== Task objective ==
Every line that contains the word "также" should be copied.

____________________

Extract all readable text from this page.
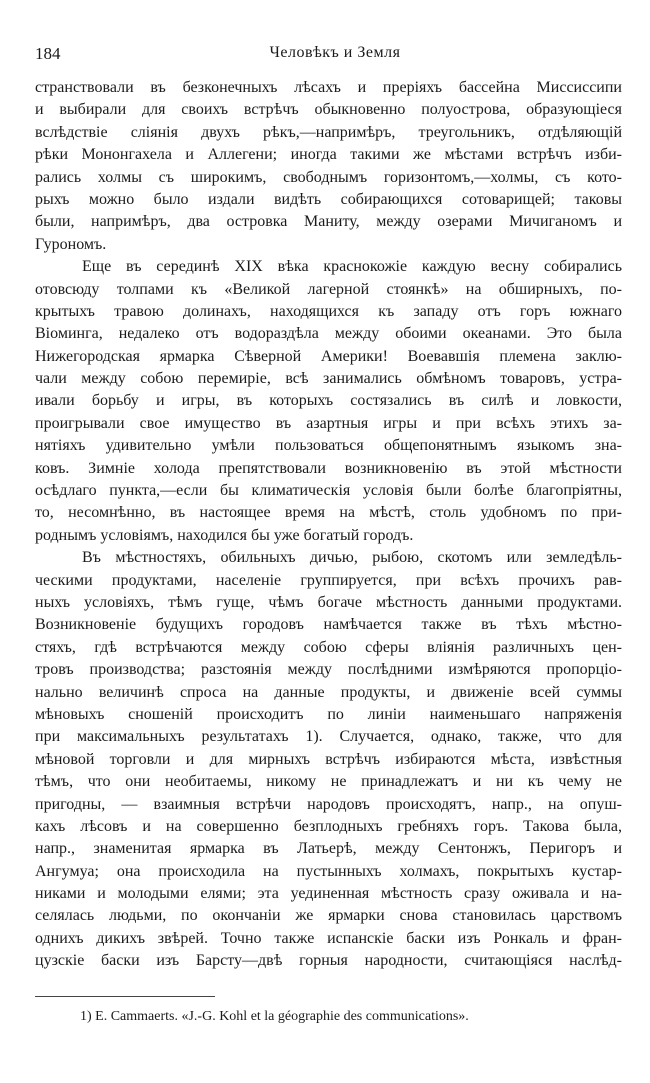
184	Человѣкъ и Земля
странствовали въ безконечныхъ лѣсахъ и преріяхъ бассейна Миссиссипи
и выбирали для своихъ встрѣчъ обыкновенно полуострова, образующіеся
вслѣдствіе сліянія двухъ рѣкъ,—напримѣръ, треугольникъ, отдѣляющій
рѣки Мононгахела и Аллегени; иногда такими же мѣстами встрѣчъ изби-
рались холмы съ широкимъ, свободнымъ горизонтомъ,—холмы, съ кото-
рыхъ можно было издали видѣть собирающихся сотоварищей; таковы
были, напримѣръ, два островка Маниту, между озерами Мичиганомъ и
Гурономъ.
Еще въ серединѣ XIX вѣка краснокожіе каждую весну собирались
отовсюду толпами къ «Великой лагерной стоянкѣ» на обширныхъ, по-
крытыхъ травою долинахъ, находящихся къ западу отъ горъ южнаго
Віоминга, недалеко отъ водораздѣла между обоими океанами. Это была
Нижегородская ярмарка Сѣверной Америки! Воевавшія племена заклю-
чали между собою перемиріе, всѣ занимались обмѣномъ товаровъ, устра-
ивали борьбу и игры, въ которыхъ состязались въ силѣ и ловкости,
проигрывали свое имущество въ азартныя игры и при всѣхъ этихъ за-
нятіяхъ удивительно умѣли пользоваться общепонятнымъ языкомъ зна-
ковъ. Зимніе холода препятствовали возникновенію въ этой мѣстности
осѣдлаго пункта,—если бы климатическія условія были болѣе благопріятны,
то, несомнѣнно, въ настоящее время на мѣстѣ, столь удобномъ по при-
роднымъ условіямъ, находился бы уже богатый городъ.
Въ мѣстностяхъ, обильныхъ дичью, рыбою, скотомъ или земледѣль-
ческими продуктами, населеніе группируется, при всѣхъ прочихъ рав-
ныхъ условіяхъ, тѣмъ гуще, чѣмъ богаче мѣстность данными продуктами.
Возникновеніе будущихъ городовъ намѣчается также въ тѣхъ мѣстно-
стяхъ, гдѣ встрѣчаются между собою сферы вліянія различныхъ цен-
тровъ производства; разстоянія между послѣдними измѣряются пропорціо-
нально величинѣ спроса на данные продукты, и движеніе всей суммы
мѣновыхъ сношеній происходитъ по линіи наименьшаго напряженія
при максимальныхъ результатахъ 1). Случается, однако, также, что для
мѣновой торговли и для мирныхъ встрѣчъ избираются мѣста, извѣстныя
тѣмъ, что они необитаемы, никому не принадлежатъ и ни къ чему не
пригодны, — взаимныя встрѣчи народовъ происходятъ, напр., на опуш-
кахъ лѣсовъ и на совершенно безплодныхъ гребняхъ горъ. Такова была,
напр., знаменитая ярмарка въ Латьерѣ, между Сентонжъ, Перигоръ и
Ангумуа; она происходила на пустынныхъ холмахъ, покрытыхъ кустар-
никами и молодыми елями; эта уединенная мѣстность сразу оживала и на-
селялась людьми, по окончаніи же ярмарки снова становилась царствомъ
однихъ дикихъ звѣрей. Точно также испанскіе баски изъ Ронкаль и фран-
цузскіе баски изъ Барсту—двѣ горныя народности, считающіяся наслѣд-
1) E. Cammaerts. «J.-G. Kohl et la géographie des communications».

____________________

== Final result ==
Возникновеніе будущихъ городовъ намѣчается также въ тѣхъ мѣстно-
при максимальныхъ результатахъ 1). Случается, однако, также, что для
однихъ дикихъ звѣрей. Точно также испанскіе баски изъ Ронкаль и фран-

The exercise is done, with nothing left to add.